▶ [Supplied data]:
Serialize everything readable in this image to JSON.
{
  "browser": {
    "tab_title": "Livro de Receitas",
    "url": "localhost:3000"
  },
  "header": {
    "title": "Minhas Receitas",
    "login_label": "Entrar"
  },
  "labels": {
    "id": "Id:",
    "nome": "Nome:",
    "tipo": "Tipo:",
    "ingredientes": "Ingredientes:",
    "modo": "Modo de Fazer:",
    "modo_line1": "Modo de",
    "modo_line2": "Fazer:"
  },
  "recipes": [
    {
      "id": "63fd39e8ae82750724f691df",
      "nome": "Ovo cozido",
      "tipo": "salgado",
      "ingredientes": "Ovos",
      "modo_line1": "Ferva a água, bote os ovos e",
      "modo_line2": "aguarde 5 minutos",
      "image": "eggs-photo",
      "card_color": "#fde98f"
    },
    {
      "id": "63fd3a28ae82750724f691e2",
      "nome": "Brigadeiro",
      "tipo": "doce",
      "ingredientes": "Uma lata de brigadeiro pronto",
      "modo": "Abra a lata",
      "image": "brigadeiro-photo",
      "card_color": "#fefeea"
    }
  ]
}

▶ [Exercise prompt]: Search the entries for the string "nome" and collect each line that has it.

▶ [Full answer]:
    "nome": "Nome:",
      "nome": "Ovo cozido",
      "nome": "Brigadeiro",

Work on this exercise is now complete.